> **What you will do**:
Your task is to filter the data below down to the lines holding "ساحلی".

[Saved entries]
-- Start --

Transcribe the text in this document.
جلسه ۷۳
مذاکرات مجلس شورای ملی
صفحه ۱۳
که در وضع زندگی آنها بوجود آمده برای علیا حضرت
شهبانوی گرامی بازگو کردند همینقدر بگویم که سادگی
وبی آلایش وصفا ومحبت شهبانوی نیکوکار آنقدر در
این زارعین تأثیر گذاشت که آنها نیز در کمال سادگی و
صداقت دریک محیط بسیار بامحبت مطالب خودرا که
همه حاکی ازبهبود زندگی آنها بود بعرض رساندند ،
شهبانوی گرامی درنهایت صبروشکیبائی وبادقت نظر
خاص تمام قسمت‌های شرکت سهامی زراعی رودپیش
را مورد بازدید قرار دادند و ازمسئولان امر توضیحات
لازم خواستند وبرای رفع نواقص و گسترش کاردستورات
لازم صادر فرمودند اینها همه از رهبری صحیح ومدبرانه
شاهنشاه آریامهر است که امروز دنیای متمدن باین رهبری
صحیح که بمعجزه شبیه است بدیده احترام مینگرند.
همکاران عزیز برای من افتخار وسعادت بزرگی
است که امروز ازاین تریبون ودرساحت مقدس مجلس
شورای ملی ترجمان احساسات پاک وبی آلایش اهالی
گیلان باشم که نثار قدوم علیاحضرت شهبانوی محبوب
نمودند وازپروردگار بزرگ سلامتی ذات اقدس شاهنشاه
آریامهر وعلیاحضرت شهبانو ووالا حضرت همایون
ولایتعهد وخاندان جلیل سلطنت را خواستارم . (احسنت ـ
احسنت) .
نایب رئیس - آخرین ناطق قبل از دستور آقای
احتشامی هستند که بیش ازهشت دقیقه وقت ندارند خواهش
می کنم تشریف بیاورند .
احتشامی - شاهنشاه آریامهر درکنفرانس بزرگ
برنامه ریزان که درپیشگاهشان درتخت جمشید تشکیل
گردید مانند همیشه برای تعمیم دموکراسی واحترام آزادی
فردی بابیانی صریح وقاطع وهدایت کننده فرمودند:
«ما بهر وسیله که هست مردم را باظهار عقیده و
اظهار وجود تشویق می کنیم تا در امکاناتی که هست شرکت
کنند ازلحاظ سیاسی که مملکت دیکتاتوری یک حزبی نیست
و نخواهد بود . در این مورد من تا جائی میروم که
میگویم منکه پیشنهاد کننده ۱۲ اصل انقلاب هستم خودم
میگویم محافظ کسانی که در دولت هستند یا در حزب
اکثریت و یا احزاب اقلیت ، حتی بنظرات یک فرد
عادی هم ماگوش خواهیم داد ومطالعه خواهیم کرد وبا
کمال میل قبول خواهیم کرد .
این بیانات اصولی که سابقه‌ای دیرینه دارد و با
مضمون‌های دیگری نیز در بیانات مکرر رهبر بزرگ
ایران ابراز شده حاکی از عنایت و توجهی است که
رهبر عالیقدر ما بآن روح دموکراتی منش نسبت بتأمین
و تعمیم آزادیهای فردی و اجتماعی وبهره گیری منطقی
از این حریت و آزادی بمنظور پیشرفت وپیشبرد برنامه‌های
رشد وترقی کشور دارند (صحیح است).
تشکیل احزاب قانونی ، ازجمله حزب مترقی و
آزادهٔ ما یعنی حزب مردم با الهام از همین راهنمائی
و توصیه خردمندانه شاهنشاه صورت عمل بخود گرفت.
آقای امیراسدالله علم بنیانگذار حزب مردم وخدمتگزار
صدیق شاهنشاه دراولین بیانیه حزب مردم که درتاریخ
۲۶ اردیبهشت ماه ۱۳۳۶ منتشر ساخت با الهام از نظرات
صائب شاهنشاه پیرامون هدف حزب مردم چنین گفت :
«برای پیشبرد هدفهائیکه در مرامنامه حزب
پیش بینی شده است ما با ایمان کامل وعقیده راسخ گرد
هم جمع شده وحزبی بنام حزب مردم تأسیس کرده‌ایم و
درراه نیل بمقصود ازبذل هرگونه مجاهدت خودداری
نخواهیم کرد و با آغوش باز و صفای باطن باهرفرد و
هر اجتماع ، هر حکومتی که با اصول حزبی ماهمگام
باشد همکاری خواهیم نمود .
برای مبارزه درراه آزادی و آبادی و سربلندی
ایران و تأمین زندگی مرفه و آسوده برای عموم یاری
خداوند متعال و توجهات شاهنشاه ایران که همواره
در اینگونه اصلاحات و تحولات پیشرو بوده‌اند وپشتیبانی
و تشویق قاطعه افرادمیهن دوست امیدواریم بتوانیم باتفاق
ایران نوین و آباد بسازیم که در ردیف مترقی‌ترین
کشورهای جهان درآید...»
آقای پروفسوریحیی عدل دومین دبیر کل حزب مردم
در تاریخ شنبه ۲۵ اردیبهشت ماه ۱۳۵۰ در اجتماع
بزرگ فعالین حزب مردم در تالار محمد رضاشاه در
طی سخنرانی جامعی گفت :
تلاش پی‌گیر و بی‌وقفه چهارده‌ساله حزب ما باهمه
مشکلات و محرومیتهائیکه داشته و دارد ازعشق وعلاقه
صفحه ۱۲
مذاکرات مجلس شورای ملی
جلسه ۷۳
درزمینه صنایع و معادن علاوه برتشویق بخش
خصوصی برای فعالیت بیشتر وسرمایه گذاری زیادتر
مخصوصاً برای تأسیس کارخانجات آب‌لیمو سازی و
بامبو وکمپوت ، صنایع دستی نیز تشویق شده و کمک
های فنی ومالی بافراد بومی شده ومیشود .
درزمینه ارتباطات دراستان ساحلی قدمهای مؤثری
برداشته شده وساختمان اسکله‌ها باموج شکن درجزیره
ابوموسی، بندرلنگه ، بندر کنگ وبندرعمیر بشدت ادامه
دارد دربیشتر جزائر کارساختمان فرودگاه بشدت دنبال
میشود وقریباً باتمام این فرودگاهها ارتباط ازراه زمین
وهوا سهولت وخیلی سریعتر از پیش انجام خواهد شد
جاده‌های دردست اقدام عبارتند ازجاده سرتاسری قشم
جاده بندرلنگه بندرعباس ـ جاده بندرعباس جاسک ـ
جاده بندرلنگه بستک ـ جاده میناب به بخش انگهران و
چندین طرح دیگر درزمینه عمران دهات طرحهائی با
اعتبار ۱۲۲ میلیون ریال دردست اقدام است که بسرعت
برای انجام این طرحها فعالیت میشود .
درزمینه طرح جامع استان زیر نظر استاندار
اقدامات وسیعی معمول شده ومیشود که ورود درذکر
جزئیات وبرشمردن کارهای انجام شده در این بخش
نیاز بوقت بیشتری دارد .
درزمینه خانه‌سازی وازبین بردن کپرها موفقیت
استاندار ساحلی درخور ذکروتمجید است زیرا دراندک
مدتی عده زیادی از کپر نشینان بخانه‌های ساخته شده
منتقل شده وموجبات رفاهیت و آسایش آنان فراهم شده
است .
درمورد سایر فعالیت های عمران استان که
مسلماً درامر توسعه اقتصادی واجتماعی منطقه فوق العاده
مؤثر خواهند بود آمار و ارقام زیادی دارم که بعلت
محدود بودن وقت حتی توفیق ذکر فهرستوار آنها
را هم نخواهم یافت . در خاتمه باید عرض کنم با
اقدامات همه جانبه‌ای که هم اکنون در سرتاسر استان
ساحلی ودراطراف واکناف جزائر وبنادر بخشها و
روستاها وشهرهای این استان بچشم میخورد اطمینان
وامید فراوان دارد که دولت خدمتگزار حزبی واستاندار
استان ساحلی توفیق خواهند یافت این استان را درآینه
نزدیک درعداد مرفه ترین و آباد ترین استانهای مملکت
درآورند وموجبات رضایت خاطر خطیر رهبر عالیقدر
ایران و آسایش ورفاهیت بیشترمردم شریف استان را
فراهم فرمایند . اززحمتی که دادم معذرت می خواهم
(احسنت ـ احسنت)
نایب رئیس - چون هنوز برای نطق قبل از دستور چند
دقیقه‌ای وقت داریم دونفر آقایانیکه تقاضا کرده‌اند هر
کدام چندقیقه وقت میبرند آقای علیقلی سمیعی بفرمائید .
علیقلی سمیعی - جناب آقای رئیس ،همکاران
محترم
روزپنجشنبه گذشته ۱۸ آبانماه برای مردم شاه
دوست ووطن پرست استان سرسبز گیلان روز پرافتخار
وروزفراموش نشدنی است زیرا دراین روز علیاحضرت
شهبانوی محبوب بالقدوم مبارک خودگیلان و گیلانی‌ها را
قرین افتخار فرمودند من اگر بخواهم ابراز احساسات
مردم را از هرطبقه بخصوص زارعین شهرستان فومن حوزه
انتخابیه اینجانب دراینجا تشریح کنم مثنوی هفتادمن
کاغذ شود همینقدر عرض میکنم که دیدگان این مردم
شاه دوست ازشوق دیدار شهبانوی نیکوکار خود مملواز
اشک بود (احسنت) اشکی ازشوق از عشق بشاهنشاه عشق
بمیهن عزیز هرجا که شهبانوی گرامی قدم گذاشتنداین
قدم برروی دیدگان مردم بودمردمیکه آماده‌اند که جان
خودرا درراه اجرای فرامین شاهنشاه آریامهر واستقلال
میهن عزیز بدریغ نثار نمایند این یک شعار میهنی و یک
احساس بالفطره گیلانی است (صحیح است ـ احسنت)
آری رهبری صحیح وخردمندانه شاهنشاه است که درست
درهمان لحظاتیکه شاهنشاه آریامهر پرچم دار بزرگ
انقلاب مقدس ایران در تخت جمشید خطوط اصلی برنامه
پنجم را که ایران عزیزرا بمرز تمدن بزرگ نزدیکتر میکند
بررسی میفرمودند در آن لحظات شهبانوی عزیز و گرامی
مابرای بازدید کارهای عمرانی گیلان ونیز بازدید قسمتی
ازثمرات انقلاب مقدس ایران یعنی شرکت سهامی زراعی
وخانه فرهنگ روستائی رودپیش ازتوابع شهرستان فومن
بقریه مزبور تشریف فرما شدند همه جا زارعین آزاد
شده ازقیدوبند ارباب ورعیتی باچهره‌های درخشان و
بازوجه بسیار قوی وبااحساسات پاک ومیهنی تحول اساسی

-- End --

> **Answer for this exercise**:
درزمینه ارتباطات دراستان ساحلی قدمهای مؤثری
استاندار ساحلی درخور ذکروتمجید است زیرا دراندک
ساحلی ودراطراف واکناف جزائر وبنادر بخشها و
استان ساحلی توفیق خواهند یافت این استان را درآینه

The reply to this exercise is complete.